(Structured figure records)
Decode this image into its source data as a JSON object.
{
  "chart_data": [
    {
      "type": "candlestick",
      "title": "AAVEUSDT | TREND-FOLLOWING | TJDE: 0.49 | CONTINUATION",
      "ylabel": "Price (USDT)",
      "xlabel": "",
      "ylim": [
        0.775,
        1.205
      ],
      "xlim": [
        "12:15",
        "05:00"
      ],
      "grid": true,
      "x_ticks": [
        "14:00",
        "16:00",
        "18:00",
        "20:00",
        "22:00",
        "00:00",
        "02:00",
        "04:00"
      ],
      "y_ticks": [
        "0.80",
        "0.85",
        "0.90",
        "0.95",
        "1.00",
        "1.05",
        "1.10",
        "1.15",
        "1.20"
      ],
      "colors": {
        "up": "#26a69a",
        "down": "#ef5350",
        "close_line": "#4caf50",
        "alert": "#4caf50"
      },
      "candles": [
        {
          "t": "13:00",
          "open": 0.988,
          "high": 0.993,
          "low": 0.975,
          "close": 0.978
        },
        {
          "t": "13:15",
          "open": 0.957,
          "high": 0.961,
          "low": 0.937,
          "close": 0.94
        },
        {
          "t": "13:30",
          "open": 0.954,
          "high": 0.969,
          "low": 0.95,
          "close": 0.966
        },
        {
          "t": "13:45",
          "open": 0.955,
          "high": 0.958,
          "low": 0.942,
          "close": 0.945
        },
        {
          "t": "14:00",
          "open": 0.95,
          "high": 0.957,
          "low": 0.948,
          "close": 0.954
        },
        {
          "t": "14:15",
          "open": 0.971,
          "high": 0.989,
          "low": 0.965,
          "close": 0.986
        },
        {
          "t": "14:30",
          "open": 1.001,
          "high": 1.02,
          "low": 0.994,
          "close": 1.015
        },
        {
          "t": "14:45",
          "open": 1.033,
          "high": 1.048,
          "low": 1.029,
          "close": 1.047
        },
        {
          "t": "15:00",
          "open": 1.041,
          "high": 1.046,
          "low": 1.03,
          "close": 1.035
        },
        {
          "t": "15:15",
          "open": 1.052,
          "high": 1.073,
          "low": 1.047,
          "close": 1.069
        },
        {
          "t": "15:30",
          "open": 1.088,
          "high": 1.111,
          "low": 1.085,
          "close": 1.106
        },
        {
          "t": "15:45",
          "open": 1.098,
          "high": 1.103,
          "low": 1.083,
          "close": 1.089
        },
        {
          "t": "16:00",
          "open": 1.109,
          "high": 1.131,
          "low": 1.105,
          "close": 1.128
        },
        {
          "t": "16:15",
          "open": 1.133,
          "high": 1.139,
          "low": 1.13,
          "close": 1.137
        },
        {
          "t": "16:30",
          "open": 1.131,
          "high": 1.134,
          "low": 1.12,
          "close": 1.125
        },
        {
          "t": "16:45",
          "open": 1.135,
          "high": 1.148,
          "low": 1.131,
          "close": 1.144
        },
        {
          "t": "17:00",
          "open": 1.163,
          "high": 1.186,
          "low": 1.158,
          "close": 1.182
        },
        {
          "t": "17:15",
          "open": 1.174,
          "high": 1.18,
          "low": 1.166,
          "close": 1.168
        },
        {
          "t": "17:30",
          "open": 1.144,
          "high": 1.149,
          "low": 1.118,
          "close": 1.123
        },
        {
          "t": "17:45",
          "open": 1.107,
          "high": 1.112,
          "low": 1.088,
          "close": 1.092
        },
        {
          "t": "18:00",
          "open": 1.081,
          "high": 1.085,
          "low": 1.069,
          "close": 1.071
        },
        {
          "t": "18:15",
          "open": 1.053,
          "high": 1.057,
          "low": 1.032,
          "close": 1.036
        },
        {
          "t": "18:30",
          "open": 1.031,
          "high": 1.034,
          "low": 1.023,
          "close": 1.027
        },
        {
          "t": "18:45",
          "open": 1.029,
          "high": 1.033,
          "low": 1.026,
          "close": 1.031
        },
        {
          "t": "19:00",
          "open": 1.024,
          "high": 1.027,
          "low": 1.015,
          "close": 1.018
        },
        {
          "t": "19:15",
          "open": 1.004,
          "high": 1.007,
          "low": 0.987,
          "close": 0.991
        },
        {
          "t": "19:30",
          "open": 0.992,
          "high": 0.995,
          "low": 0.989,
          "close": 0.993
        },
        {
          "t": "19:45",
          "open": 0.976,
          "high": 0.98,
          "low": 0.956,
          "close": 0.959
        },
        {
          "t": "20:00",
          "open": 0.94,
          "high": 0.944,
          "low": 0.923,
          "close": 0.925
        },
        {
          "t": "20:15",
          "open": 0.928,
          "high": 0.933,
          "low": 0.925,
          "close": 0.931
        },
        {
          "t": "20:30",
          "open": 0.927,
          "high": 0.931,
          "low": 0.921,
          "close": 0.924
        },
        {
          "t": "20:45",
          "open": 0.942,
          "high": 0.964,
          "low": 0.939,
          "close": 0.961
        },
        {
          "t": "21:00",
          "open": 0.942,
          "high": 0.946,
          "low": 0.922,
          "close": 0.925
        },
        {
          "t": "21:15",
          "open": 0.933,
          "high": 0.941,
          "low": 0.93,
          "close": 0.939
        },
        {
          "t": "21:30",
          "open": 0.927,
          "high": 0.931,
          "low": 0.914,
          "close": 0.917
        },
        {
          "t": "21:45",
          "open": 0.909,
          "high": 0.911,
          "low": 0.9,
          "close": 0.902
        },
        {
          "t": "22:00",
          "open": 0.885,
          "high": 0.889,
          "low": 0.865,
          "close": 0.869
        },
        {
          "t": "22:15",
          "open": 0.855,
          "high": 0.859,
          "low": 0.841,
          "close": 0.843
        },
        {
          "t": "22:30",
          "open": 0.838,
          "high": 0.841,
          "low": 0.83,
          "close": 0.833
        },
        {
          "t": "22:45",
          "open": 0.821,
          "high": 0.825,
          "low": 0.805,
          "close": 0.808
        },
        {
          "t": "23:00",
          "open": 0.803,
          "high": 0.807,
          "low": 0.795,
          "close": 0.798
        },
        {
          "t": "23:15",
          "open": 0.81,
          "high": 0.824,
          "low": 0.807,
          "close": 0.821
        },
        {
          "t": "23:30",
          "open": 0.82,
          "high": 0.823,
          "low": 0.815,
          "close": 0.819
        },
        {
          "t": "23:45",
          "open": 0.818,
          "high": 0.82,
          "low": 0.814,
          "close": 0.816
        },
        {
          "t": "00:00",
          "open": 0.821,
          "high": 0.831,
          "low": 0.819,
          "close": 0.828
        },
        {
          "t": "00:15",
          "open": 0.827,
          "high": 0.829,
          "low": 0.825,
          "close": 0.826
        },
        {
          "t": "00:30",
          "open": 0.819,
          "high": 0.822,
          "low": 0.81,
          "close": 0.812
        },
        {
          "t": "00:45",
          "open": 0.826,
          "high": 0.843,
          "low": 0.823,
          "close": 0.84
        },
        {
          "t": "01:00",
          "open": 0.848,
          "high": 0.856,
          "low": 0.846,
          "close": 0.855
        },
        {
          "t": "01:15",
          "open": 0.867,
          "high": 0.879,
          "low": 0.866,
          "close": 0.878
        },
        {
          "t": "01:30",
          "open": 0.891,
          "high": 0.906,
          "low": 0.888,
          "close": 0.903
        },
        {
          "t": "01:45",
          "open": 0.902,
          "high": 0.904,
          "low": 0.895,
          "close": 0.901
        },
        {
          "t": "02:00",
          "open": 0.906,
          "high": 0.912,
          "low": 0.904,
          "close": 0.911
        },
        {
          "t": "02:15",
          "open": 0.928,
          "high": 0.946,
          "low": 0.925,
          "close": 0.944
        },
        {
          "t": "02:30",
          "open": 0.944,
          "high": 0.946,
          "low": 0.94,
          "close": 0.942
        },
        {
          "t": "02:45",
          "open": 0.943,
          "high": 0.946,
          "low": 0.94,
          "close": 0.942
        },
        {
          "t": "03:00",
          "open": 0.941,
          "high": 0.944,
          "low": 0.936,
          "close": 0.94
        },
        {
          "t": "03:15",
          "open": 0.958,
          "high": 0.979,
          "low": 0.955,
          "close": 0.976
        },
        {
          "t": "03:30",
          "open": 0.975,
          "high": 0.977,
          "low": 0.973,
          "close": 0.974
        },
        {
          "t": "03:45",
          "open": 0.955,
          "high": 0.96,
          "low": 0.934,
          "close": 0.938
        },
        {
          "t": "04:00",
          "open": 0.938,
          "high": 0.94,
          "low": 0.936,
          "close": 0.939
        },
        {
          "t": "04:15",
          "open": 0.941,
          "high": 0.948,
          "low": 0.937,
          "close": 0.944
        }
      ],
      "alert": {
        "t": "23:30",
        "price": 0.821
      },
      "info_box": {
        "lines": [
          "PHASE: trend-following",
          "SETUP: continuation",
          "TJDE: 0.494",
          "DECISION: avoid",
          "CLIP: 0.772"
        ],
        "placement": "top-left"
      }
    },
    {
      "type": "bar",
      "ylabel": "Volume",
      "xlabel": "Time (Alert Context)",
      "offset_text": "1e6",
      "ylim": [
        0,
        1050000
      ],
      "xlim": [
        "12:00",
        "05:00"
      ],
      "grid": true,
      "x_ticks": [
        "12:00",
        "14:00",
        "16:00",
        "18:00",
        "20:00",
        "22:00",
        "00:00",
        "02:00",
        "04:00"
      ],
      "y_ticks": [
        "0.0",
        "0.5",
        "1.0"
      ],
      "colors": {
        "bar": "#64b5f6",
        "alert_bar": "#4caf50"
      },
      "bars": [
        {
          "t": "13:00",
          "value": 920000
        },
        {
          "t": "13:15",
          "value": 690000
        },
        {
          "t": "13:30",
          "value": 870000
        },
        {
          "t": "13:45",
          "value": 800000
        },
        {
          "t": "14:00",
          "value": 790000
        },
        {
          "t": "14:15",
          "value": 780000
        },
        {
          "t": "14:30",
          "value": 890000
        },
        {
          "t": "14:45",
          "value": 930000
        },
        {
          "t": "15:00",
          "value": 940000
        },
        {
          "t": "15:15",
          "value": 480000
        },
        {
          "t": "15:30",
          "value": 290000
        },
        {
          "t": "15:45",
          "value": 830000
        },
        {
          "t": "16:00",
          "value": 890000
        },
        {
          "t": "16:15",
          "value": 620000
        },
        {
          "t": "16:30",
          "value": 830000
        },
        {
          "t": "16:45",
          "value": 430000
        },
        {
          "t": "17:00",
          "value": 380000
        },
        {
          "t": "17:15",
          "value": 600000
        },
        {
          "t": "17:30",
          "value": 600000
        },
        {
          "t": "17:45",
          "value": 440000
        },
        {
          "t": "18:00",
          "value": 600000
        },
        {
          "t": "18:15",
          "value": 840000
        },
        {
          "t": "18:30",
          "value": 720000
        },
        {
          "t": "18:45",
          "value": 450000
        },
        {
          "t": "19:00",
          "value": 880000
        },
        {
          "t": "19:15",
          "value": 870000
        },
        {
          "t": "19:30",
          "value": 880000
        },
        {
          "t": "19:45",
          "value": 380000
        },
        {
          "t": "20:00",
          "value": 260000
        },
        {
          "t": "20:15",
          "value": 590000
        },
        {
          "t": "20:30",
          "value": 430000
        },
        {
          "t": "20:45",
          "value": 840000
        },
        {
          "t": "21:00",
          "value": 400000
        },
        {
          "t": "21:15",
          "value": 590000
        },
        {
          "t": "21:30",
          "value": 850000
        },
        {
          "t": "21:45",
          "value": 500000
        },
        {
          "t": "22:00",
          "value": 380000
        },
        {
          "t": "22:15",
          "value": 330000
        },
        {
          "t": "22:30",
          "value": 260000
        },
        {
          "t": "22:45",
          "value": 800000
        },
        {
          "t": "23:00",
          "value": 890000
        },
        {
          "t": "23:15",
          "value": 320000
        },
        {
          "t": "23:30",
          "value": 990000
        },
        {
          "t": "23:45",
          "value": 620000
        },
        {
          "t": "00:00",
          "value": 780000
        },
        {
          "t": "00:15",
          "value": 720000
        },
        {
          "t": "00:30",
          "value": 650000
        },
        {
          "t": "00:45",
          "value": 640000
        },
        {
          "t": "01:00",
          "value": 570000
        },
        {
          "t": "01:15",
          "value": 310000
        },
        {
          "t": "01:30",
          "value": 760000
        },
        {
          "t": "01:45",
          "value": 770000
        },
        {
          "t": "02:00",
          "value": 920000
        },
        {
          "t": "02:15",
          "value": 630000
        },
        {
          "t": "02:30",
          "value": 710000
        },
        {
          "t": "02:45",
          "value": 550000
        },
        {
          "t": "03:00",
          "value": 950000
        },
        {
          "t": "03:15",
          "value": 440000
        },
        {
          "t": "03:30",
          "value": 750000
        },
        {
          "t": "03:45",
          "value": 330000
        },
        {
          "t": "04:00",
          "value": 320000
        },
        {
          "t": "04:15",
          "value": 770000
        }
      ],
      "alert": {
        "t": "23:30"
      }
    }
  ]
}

What is asked: Scan the records above for the string "TJDE", then report every line that contains it.

Output:
      "title": "AAVEUSDT | TREND-FOLLOWING | TJDE: 0.49 | CONTINUATION",
          "TJDE: 0.494",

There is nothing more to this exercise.